TEXTO SELECIONADO —
Na
Universidade de Macau, contrariamente ao que se poderia pensar, não existe a
promoção da língua portuguesa. As palavras são de Inocência Mata, antiga
subdirectora do Departamento de Português da instituição. Ao Ponto Final, a
académica apontou um rol de problemas que diz existir no departamento
relacionados com a importância – ou falta dela – atribuída à língua portuguesa
A Associação de Imprensa em
Português e Inglês de Macau (AIPIM) enviou uma carta aberta a Song Yonghua, que
tomou ontem posse como reitor da Universidade de Macau (UM). Na missiva, o
organismo apela ao académico para “promover a utilização da língua portuguesa
na comunicação da UM com a sociedade e com os jornalistas de língua portuguesa
de Macau”, algo que considera “que não tem sido prática corrente no passado
recente da UM”. Para Inocência Mata, que até Agosto do ano passado era a
subdirectora do Departamento de Português da Universidade de Macau (UM), esta
carta é vista como “oportuna”. “É oportuna porque na verdade eu creio que para
a Universidade de Macau o português não existe”, afirmou a académica em
declarações ao Ponto Final.
“Eu penso [que esta carta] faz
todo o sentido porque contrariamente ao que se poderia imaginar não existe a
promoção da língua portuguesa pela e na Universidade de Macau”, declarou
Inocência Mata. “Eu gostava que a língua portuguesa fosse uma língua mais
promovida não apenas no sentido desse ensino que, como também já é do
conhecimento geral, tem sofrido um enorme ‘backlash’. Eu espero que quem toma
as decisões na Universidade de Macau perceba que a universidade ganha em
promover a língua portuguesa. Não direi já como língua de trabalho mas pelo
menos [como] uma das línguas muito importantes para os alunos e para que os
alunos se sintam motivados”, sustentou a professora.
Questionada quanto a uma
possível alteração do panorama por si traçado com a tomada de posse de Song
Yonghua, Inocência Mata duvida que tal esteja directamente dependente do
reitor. Porém, a académica também não acredita que este poder esteja
concentrado no director do Departamento de Português devido à “relação
demasiado vertical” que diz existir na hierarquia da instituição. “Nunca se
sabe quem impõe as regras, eu não sei se depende do chefe do departamento porque
na verdade é uma relação demasiado vertical que não sei qual é o centro do
poder que não tem noção da especificidade da língua portuguesa na região de
Macau”, criticou a docente.

DADOS DE ENTRADA —

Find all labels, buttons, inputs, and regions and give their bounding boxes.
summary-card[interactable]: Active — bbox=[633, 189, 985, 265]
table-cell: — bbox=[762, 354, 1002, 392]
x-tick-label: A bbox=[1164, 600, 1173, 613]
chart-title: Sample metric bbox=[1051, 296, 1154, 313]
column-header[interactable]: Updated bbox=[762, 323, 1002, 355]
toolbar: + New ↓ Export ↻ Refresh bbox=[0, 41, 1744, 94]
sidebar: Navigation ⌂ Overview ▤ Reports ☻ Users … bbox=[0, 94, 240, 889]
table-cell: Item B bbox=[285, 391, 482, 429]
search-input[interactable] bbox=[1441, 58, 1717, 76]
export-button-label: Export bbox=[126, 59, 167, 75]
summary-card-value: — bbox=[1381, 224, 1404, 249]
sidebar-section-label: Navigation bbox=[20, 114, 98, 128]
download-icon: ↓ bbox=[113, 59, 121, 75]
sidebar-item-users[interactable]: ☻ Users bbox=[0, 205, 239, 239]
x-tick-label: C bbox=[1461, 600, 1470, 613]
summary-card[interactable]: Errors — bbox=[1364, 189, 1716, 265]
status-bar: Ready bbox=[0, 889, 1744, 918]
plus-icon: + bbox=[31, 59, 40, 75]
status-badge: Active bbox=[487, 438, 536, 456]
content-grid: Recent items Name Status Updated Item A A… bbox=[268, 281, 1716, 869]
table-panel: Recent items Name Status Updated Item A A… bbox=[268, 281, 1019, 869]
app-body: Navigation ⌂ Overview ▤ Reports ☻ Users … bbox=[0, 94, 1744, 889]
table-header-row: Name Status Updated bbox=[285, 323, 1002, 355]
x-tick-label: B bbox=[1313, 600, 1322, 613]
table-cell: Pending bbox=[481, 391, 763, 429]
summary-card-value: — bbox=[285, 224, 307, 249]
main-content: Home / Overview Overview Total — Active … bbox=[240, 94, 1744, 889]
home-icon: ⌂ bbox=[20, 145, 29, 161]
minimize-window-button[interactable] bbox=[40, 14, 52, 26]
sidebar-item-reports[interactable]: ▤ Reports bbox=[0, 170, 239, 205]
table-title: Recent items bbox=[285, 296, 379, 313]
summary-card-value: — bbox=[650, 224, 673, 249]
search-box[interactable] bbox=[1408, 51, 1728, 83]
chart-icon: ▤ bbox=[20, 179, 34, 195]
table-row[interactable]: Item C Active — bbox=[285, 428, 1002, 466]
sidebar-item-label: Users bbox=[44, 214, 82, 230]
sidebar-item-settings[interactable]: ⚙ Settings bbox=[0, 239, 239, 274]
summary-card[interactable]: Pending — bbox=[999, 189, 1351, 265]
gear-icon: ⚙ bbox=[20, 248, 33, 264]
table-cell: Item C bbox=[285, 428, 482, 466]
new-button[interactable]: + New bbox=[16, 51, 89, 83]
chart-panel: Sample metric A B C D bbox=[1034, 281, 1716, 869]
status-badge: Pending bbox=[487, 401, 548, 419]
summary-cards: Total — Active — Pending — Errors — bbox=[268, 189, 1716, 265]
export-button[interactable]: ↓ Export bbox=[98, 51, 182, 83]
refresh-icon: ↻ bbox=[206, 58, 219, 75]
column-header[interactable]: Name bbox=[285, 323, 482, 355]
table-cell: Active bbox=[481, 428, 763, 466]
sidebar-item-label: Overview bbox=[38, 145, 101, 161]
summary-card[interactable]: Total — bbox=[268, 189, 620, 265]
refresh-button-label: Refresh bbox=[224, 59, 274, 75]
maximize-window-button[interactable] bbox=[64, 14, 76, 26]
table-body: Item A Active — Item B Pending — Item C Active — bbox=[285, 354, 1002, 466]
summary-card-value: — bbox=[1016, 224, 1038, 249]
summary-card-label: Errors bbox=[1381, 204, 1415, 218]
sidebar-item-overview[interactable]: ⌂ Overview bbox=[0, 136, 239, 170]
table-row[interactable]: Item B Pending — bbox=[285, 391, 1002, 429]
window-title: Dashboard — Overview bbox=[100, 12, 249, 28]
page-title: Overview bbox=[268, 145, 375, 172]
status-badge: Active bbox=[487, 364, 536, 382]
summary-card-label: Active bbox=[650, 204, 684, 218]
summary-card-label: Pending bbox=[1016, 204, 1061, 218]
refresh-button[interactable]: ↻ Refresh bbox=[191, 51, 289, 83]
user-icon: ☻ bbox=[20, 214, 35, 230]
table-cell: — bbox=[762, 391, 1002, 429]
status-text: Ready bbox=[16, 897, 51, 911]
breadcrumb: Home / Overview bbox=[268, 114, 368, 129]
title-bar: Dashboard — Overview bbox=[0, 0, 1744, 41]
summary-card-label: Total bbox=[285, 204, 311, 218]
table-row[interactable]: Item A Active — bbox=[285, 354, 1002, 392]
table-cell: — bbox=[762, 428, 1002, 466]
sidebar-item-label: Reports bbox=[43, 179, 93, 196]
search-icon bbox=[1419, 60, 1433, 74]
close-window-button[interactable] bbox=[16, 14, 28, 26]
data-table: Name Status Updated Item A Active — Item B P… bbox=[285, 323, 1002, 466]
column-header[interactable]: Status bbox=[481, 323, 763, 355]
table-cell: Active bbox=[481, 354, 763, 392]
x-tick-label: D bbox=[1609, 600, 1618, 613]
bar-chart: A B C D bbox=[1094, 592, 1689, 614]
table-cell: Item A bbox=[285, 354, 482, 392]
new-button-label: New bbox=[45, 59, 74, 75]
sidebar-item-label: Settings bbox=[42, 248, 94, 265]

==

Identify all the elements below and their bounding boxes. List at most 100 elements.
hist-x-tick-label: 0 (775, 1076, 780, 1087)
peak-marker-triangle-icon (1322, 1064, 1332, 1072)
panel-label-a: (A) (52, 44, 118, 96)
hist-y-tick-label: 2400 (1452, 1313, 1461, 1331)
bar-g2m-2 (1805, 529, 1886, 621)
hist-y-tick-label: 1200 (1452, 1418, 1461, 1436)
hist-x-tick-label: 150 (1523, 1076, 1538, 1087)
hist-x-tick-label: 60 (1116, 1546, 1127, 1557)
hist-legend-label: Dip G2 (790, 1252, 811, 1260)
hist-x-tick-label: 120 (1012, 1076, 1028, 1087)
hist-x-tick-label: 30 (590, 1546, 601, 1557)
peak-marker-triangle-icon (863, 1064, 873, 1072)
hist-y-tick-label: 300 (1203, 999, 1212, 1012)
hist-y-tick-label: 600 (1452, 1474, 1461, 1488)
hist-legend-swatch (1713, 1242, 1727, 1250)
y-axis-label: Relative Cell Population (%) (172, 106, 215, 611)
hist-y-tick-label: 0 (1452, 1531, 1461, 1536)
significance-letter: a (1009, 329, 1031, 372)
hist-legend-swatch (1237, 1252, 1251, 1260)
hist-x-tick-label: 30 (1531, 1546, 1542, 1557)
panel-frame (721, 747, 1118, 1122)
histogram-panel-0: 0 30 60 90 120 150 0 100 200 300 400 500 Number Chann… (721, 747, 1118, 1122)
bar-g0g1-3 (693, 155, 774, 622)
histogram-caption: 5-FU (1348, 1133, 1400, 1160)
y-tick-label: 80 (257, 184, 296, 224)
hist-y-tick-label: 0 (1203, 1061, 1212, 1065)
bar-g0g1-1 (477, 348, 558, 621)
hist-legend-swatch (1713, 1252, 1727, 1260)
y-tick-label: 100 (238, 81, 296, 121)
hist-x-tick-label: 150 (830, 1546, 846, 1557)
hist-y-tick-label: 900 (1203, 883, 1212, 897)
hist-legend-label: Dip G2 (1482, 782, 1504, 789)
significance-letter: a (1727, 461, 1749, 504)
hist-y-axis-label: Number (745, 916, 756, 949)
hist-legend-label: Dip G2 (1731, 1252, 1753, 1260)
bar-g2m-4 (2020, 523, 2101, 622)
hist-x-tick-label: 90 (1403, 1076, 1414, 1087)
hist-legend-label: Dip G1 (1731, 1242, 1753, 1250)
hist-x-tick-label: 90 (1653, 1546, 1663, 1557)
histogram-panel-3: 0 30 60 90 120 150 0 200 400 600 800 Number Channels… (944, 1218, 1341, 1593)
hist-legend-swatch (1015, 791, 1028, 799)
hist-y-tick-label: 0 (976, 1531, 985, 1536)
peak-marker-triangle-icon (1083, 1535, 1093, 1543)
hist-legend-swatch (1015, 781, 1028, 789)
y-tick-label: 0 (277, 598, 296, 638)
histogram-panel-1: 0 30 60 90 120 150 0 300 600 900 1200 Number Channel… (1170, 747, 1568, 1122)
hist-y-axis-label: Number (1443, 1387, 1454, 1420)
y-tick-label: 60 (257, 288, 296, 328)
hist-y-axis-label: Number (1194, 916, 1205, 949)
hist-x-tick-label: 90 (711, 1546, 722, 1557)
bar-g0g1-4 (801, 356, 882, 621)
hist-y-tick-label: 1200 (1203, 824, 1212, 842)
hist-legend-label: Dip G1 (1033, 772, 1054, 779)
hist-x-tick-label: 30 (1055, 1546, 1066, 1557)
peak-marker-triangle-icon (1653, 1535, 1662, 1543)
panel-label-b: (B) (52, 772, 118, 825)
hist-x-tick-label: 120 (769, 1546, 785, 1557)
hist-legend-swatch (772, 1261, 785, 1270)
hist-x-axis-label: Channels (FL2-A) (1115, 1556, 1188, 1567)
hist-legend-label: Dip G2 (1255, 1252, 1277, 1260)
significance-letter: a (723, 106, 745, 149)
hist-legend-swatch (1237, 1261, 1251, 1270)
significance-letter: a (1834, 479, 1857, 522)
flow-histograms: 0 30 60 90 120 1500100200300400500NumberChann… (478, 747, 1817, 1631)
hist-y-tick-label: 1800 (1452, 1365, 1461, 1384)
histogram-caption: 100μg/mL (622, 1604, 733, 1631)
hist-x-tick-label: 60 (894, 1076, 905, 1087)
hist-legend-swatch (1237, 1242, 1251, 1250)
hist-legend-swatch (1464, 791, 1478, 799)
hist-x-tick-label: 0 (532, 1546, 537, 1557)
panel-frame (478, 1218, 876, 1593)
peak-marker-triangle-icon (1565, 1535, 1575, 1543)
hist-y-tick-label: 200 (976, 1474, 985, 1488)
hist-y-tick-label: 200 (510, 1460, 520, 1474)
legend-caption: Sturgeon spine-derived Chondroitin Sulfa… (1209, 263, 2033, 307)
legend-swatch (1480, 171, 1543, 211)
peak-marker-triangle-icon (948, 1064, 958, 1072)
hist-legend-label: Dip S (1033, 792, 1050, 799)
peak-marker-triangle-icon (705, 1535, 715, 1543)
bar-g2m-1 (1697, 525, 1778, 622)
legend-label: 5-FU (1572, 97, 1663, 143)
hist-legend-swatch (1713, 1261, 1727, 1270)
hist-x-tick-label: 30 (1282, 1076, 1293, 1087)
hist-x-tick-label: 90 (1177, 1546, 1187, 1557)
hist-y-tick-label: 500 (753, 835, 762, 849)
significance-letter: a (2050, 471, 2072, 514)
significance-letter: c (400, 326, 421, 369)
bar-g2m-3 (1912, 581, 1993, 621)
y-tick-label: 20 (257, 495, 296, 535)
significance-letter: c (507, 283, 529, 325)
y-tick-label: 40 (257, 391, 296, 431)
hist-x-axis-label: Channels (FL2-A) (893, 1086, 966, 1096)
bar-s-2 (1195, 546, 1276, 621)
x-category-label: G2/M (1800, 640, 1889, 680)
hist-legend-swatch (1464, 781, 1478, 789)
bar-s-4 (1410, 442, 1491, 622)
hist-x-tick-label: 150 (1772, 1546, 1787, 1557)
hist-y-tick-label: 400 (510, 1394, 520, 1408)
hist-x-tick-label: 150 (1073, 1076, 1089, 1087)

CONJUNTO DE TAREFAS —
**1)** No texto sobre a Universidade de Macau, até quando foi Inocência Mata subdirectora do Departamento de Português?
**2)** Reescreva como lista numerada os registos desde a linha que contém "Find all labels, buttons, inputs, and" até à linha que contém "x-tick-label: C bbox=[1461, 600, 1470, 613]", inclusive, sem as linhas em branco.

RESULTADOS —
**1)** Até Agosto do ano passado.

**2)**
1. Find all labels, buttons, inputs, and regions and give their bounding boxes.
2. summary-card[interactable]: Active — bbox=[633, 189, 985, 265]
3. table-cell: — bbox=[762, 354, 1002, 392]
4. x-tick-label: A bbox=[1164, 600, 1173, 613]
5. chart-title: Sample metric bbox=[1051, 296, 1154, 313]
6. column-header[interactable]: Updated bbox=[762, 323, 1002, 355]
7. toolbar: + New ↓ Export ↻ Refresh bbox=[0, 41, 1744, 94]
8. sidebar: Navigation ⌂ Overview ▤ Reports ☻ Users … bbox=[0, 94, 240, 889]
9. table-cell: Item B bbox=[285, 391, 482, 429]
10. search-input[interactable] bbox=[1441, 58, 1717, 76]
11. export-button-label: Export bbox=[126, 59, 167, 75]
12. summary-card-value: — bbox=[1381, 224, 1404, 249]
13. sidebar-section-label: Navigation bbox=[20, 114, 98, 128]
14. download-icon: ↓ bbox=[113, 59, 121, 75]
15. sidebar-item-users[interactable]: ☻ Users bbox=[0, 205, 239, 239]
16. x-tick-label: C bbox=[1461, 600, 1470, 613]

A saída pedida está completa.